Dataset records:
****************************************
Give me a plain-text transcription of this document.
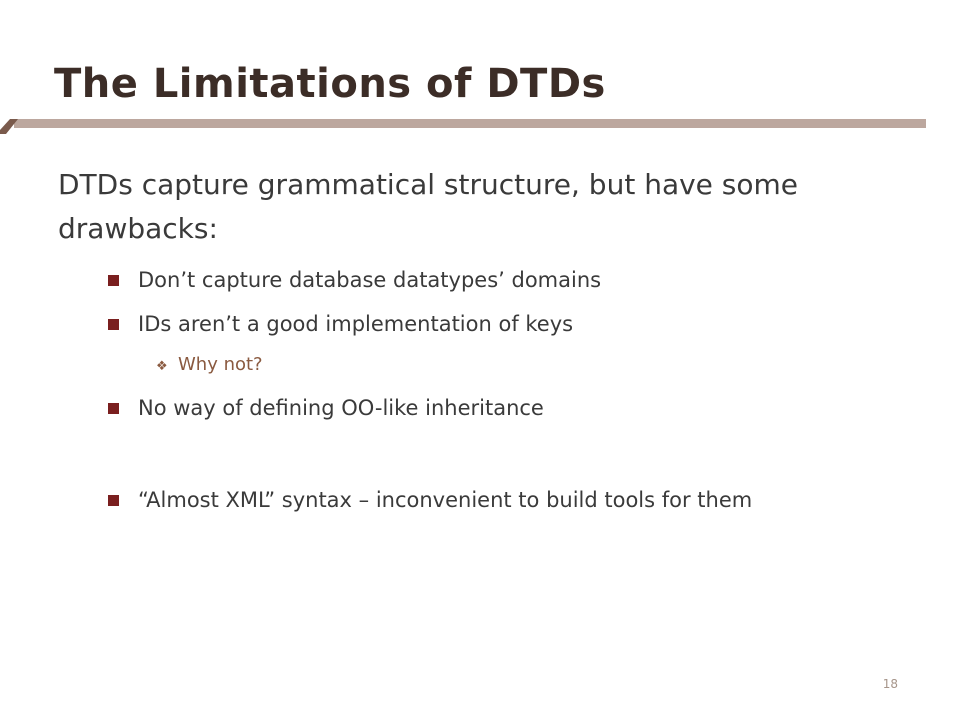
The Limitations of DTDs

DTDs capture grammatical structure, but have some drawbacks:

Don’t capture database datatypes’ domains
IDs aren’t a good implementation of keys
❖ Why not?
No way of defining OO-like inheritance
“Almost XML” syntax – inconvenient to build tools for them
18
****************************************
THE EXERCISE: Without the pictures, extract every entry verbatim.

FINAL RESULT:
Give me a plain-text transcription of this document.
The Limitations of DTDs

DTDs capture grammatical structure, but have some drawbacks:

Don’t capture database datatypes’ domains
IDs aren’t a good implementation of keys
❖ Why not?
No way of defining OO-like inheritance
“Almost XML” syntax – inconvenient to build tools for them
18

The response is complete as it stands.